_INPUT MATERIAL_
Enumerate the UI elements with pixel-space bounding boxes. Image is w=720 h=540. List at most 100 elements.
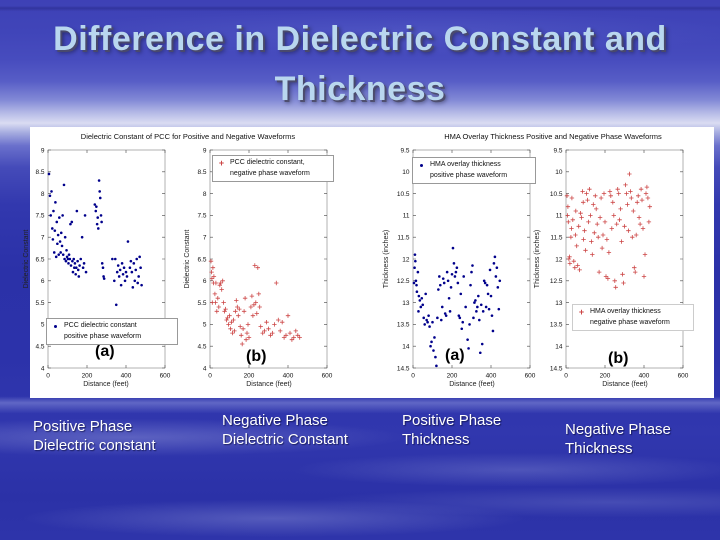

---

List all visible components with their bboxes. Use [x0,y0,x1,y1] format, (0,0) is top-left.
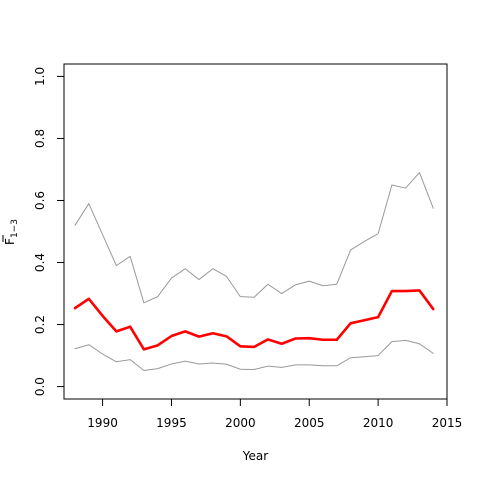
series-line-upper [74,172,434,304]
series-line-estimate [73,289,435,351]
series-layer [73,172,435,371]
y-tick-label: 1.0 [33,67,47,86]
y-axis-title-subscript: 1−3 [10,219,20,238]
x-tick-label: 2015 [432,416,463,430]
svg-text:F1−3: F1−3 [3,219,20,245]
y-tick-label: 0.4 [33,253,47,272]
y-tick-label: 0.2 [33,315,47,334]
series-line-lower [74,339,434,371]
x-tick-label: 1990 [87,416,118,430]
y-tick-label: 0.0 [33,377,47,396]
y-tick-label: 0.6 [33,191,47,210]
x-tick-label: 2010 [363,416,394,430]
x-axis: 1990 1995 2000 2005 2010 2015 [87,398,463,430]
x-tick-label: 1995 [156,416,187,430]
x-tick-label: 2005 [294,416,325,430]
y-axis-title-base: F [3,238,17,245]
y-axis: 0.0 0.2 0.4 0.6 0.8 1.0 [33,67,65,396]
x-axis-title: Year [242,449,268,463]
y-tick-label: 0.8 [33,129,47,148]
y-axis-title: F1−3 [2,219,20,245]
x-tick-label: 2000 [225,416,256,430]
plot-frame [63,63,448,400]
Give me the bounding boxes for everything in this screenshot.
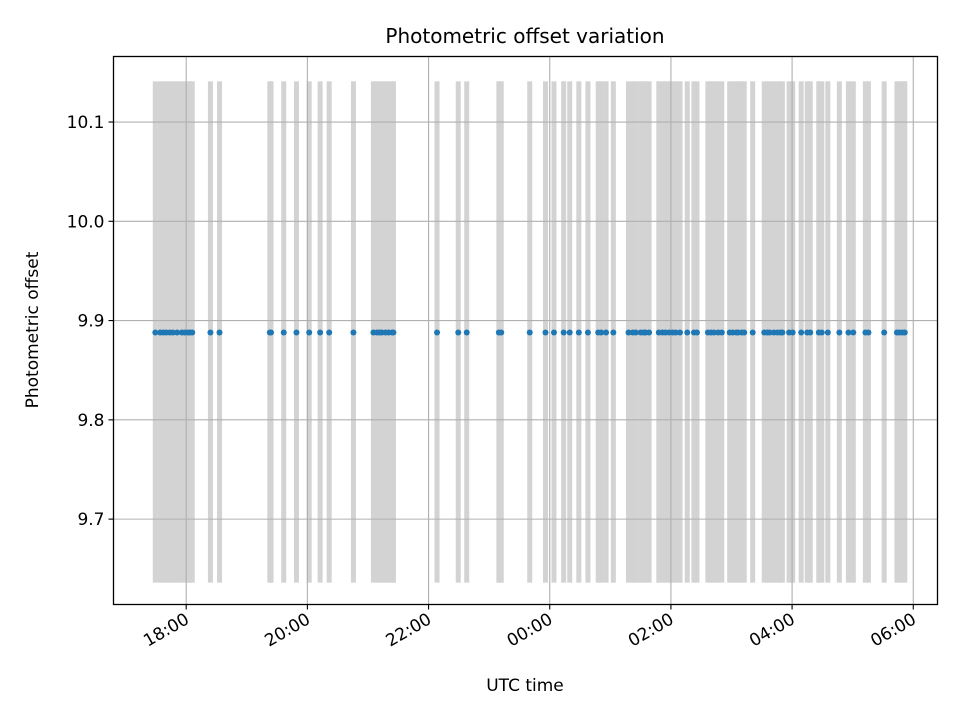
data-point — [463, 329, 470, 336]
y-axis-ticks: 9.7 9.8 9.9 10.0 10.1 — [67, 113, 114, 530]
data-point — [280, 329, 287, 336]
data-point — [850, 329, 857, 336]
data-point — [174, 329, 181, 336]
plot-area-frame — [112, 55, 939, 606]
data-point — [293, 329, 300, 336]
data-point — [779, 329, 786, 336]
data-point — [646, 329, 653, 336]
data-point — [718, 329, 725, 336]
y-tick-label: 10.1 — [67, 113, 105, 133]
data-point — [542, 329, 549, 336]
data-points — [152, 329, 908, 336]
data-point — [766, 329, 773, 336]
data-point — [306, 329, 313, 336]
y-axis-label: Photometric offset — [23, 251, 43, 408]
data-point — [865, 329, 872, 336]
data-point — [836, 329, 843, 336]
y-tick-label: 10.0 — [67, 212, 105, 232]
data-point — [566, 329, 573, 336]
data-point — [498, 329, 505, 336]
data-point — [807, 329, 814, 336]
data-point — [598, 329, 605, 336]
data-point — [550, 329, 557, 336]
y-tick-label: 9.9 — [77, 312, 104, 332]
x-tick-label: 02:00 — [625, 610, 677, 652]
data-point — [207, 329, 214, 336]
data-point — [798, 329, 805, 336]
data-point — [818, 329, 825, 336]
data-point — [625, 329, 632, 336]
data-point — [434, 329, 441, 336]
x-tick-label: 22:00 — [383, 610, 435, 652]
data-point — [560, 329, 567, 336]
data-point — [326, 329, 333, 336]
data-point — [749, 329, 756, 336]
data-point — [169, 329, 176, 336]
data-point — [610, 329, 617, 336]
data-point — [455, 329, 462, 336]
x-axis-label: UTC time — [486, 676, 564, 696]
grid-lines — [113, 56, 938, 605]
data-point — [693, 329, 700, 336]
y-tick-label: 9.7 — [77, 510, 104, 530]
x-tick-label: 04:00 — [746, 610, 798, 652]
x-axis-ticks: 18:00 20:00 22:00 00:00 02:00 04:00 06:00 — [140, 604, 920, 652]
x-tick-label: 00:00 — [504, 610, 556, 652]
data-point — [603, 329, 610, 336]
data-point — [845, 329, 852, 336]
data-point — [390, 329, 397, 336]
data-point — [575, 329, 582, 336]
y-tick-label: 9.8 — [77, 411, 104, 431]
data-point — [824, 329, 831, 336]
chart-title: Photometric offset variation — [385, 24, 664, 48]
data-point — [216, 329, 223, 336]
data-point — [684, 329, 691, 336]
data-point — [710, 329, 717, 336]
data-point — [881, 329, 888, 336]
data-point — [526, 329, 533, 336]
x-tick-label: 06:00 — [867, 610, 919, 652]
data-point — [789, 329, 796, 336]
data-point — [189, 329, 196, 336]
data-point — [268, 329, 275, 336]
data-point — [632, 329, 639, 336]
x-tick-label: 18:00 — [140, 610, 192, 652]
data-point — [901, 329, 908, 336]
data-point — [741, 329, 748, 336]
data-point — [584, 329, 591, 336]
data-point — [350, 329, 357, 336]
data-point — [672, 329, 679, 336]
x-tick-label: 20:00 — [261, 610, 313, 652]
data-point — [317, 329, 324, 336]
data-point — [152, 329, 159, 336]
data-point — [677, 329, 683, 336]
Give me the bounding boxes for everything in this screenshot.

---

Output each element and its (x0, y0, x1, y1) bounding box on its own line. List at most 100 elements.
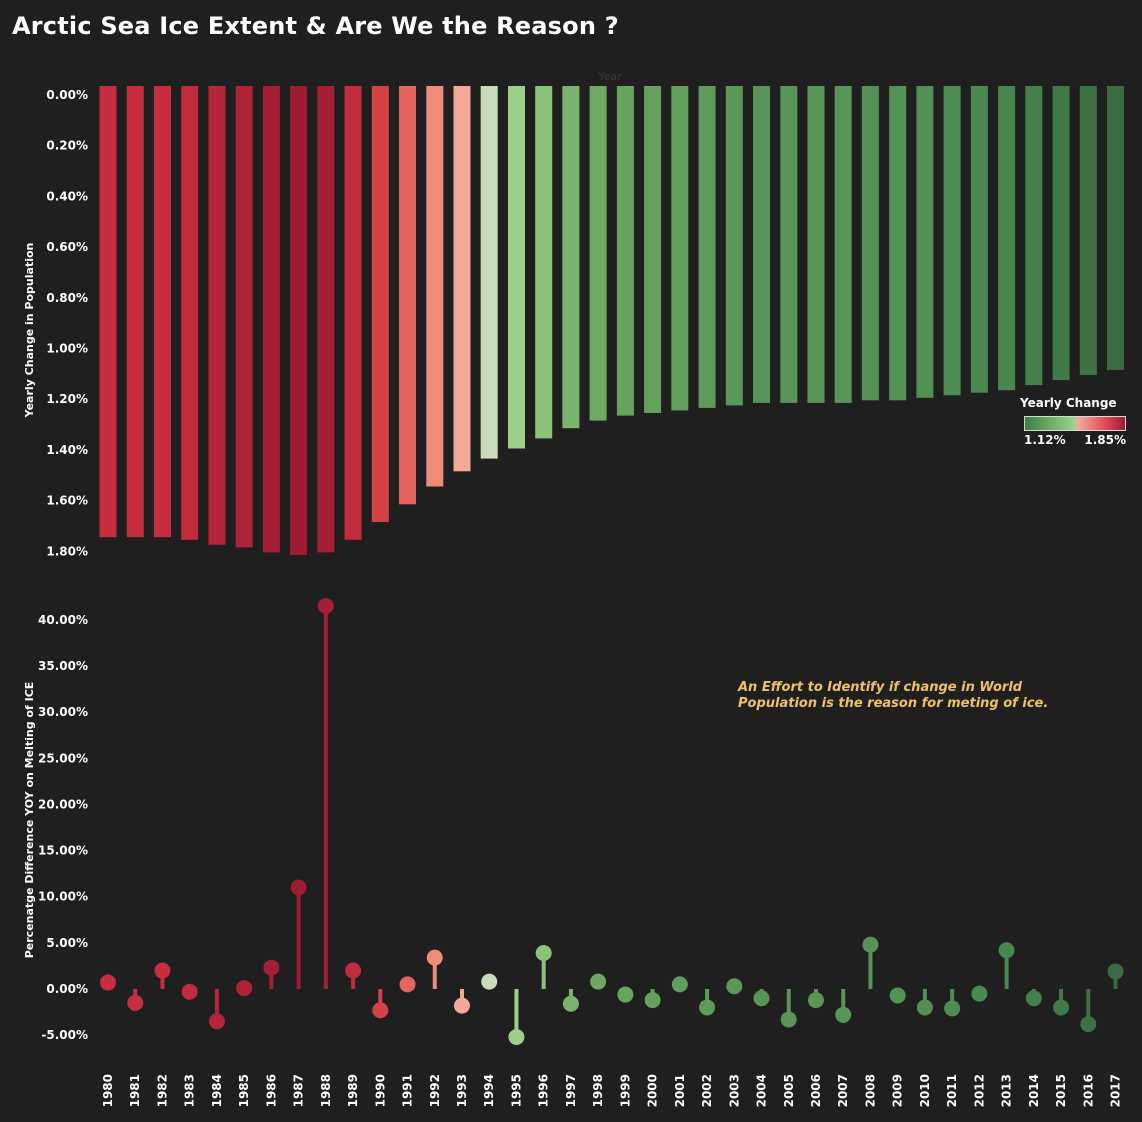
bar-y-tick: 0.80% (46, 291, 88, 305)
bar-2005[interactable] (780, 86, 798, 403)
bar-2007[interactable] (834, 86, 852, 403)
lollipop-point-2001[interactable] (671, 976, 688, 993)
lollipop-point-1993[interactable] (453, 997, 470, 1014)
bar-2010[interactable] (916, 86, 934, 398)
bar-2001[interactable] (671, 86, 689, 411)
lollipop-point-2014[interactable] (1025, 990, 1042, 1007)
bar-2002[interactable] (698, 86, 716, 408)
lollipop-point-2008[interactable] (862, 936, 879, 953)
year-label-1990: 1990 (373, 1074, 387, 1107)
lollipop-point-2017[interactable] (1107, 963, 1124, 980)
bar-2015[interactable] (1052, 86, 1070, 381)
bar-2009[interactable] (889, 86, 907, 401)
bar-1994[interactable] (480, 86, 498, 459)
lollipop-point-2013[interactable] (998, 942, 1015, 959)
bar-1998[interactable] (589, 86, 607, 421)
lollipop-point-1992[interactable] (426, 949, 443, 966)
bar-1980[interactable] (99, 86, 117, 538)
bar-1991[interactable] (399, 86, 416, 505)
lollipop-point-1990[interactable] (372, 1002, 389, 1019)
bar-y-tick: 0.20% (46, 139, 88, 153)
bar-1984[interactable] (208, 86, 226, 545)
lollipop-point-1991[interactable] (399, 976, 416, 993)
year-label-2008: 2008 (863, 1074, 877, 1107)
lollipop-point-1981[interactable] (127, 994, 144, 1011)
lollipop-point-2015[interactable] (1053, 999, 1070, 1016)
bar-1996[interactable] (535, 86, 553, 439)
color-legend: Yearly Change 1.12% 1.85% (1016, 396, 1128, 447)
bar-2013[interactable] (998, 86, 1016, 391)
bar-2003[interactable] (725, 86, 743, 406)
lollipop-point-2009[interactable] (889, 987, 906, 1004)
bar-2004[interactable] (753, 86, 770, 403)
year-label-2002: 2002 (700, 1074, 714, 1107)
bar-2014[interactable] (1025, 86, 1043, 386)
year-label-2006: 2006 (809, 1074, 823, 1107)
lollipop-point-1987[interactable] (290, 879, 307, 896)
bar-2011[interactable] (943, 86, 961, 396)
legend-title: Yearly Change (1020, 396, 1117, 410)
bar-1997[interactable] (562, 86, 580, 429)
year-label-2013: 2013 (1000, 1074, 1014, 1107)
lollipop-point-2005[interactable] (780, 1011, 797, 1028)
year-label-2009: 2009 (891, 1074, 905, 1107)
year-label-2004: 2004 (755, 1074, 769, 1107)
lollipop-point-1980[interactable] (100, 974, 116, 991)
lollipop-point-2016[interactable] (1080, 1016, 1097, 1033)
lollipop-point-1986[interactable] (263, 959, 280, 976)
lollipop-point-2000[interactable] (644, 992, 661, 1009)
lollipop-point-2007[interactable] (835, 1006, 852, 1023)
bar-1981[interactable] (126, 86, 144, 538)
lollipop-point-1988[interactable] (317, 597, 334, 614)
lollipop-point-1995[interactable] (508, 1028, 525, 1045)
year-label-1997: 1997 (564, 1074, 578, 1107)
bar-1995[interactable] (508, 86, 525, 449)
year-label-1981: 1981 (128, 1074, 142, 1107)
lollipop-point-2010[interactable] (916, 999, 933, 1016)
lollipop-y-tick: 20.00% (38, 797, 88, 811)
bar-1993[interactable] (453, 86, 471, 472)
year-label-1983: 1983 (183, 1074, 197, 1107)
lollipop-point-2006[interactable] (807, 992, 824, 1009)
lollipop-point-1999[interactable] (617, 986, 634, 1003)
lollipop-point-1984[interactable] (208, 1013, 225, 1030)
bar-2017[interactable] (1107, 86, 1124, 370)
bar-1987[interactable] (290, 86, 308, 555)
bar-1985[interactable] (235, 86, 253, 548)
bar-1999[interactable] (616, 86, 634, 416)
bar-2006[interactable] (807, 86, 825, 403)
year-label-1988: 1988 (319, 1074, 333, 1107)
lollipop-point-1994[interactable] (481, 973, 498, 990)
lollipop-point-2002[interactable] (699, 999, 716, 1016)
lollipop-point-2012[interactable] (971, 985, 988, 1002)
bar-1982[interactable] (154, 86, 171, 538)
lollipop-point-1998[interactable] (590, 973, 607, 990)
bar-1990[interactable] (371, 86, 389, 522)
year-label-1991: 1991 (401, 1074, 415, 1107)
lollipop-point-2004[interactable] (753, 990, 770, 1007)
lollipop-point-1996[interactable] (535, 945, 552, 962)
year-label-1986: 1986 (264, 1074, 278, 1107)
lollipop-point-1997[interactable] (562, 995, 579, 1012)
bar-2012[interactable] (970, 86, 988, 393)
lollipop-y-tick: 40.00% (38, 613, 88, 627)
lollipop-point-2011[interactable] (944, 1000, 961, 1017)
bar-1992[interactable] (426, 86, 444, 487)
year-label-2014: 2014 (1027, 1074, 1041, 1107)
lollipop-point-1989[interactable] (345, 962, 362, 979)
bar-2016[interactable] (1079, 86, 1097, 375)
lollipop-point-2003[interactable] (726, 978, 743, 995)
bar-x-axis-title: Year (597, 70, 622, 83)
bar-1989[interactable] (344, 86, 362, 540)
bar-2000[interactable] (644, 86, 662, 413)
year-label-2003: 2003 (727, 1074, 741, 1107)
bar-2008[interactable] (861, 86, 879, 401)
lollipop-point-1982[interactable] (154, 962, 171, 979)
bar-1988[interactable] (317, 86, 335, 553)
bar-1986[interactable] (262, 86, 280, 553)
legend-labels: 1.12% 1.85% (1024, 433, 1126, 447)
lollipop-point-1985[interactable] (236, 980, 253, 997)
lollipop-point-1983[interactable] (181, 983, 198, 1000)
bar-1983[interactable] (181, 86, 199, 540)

_INSTRUCTIONS FOR THE TASK_
Show every row above that contains the word "offset", matching its case exactly.

_OUTPUT BELOW_
y-axis-label: Photometric offset — [23, 251, 43, 408]
chart-title: Photometric offset variation — [385, 24, 664, 48]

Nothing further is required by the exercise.